* EXERCISE BRIEF
Search the material for the word "住房公积金" and report each line where it turns up.
· · · · ·
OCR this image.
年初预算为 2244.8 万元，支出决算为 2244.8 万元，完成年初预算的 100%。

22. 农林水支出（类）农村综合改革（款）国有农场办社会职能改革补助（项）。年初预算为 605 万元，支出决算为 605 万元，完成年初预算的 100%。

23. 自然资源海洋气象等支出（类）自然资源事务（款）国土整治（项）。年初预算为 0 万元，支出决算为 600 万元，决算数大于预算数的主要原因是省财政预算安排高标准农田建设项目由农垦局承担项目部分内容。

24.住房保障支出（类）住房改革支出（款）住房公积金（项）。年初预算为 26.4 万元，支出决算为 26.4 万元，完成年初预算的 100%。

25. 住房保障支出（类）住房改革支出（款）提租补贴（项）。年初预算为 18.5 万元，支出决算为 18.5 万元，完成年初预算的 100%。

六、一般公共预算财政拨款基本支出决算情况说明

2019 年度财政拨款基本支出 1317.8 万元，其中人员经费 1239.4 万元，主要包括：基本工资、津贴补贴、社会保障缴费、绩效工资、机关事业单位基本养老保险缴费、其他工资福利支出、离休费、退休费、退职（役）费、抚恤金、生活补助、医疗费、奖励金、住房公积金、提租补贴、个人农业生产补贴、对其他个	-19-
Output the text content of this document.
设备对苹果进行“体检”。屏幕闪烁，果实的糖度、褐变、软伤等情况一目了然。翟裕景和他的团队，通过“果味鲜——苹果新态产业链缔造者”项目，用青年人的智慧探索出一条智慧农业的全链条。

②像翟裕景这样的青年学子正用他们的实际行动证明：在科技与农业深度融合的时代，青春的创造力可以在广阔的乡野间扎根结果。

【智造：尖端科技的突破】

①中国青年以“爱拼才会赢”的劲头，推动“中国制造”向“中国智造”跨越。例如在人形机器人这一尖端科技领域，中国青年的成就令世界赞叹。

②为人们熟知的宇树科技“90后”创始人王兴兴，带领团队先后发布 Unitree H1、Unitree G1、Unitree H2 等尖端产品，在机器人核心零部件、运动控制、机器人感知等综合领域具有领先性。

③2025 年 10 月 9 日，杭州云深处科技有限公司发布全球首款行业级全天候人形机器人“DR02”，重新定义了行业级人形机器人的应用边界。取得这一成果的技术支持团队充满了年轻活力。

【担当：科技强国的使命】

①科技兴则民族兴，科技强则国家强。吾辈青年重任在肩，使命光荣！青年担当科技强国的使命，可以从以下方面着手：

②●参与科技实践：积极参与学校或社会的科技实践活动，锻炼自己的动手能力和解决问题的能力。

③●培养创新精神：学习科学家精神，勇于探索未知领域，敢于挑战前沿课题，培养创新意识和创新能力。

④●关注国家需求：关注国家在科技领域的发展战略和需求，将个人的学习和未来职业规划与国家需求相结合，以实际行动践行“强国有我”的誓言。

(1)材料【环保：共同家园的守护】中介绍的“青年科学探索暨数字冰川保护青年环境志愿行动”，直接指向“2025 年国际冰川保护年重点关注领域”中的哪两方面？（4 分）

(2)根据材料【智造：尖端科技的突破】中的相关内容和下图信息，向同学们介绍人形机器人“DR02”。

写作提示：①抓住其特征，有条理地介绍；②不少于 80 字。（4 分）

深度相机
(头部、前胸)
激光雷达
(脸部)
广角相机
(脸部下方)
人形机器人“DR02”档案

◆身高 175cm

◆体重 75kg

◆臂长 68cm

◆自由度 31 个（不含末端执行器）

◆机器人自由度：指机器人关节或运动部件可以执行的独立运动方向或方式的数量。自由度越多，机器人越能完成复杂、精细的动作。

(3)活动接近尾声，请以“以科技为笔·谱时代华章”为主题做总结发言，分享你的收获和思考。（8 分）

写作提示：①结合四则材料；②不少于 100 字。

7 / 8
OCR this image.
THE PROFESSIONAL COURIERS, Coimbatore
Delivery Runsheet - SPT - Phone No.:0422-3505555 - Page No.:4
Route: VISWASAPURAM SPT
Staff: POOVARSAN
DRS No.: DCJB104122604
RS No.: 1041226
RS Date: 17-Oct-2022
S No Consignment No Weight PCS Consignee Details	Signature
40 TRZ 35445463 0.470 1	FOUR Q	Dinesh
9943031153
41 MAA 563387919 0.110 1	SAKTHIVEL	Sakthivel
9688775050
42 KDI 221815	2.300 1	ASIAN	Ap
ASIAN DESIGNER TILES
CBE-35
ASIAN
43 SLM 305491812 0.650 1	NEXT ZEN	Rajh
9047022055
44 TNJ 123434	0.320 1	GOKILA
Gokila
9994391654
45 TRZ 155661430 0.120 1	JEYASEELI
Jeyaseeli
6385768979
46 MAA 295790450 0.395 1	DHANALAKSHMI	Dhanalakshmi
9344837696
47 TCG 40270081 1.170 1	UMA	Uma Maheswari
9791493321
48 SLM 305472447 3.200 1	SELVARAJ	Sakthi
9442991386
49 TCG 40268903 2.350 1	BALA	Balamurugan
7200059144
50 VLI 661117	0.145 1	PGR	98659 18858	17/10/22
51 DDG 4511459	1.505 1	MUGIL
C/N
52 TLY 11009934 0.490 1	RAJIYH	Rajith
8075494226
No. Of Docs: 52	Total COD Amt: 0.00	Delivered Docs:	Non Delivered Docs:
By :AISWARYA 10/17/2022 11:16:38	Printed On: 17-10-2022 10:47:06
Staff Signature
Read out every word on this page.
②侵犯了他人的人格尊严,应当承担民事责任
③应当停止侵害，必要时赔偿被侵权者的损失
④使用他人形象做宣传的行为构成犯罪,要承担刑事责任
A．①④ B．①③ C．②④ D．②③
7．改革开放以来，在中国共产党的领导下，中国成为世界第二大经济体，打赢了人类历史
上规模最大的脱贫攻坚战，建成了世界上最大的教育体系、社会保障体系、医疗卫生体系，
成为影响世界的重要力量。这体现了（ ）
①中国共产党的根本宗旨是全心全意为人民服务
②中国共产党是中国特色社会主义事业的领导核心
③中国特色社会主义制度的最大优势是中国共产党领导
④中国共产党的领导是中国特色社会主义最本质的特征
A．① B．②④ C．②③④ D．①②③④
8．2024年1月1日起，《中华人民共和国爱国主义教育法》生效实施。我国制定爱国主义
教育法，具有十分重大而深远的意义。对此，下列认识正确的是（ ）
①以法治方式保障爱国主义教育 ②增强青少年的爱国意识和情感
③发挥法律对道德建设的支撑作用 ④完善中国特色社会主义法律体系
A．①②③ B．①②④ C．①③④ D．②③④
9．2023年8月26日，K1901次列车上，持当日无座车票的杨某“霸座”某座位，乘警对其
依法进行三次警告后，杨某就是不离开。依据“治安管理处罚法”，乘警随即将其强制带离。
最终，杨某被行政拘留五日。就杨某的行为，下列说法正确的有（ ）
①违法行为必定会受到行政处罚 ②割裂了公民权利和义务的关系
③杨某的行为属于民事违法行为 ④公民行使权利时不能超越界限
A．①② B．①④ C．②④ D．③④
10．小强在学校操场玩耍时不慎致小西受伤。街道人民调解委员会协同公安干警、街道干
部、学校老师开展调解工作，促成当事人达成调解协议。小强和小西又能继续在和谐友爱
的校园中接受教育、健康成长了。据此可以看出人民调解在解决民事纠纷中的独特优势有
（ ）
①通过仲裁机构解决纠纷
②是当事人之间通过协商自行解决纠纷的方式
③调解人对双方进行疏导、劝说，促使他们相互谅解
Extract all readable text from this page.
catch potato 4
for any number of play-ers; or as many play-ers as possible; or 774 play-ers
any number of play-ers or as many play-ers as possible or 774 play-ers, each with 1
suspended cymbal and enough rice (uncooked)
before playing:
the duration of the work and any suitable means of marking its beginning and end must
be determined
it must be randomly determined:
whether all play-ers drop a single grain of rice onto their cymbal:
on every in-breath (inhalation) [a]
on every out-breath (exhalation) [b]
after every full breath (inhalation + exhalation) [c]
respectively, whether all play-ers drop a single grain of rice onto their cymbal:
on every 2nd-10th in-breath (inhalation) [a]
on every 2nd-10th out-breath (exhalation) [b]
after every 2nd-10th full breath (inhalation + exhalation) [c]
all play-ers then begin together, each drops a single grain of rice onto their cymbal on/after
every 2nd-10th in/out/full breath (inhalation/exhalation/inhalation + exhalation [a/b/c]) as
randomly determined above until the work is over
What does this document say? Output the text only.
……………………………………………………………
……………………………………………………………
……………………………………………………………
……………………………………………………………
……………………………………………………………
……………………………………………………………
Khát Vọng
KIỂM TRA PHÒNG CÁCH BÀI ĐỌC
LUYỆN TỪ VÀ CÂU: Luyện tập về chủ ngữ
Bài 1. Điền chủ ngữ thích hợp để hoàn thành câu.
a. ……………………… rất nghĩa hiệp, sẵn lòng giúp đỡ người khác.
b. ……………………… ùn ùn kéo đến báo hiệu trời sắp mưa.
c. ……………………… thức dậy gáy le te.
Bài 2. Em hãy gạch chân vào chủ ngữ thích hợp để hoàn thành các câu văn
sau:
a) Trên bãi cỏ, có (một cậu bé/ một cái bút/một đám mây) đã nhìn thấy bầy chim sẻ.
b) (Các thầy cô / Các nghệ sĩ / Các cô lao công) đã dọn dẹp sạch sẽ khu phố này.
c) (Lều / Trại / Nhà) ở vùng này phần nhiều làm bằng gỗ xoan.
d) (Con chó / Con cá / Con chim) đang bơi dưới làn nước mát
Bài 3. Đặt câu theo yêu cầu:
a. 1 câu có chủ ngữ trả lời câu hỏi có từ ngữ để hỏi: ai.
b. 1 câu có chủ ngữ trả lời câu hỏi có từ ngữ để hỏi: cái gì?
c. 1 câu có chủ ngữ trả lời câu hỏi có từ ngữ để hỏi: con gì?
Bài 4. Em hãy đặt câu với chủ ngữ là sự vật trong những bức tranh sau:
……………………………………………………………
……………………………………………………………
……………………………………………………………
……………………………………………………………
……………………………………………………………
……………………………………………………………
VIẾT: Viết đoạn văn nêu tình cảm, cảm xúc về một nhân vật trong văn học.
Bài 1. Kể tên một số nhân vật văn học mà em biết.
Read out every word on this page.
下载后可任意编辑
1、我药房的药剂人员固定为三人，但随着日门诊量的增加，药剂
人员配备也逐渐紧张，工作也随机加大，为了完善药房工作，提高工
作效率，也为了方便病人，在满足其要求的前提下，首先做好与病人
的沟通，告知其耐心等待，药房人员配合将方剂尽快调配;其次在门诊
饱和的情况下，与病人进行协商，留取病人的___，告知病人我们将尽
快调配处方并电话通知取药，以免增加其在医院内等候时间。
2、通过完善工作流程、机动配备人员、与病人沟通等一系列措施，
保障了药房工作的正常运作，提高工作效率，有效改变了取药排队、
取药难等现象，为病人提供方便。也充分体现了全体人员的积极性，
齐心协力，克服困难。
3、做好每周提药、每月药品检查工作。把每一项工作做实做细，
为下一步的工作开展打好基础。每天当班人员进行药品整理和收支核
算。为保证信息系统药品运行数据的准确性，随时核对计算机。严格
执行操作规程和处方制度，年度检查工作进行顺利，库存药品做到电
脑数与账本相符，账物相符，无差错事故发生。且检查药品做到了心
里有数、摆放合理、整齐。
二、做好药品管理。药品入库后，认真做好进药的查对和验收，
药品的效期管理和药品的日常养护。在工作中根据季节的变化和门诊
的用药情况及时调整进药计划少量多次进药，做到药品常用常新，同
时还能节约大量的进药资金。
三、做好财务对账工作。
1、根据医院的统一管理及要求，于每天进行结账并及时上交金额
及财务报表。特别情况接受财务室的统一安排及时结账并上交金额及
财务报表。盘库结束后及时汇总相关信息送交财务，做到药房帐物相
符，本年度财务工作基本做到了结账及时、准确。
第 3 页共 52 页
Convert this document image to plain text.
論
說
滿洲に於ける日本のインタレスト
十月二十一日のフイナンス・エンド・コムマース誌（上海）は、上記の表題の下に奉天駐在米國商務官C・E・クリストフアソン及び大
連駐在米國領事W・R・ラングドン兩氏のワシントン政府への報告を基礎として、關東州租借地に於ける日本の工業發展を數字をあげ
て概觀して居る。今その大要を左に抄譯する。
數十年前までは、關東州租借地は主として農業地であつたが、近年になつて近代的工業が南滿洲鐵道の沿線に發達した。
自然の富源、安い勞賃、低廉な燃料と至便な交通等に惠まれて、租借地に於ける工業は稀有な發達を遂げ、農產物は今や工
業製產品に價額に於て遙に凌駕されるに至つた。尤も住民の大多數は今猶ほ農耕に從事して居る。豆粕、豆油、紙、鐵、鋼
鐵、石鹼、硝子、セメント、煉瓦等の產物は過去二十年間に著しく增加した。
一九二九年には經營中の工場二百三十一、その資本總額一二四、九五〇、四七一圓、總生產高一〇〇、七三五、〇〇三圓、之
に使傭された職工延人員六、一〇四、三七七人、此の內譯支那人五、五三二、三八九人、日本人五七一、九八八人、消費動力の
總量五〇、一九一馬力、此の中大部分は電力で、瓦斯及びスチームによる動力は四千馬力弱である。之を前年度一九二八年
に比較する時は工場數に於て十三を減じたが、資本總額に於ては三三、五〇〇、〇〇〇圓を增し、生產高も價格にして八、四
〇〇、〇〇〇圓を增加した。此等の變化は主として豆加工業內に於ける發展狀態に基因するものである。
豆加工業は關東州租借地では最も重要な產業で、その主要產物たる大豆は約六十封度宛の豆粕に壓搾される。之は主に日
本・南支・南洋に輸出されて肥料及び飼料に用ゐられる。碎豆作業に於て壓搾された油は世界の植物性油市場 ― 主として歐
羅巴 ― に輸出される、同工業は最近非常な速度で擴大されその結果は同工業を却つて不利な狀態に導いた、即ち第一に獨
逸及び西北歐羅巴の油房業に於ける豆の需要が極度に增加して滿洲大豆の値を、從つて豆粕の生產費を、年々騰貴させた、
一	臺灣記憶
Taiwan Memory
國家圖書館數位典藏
· · · · ·
* TASK ANSWER
24.住房保障支出（类）住房改革支出（款）住房公积金（项）。年初预算为 26.4 万元，支出决算为 26.4 万元，完成年初预算的 100%。
2019 年度财政拨款基本支出 1317.8 万元，其中人员经费 1239.4 万元，主要包括：基本工资、津贴补贴、社会保障缴费、绩效工资、机关事业单位基本养老保险缴费、其他工资福利支出、离休费、退休费、退职（役）费、抚恤金、生活补助、医疗费、奖励金、住房公积金、提租补贴、个人农业生产补贴、对其他个	-19-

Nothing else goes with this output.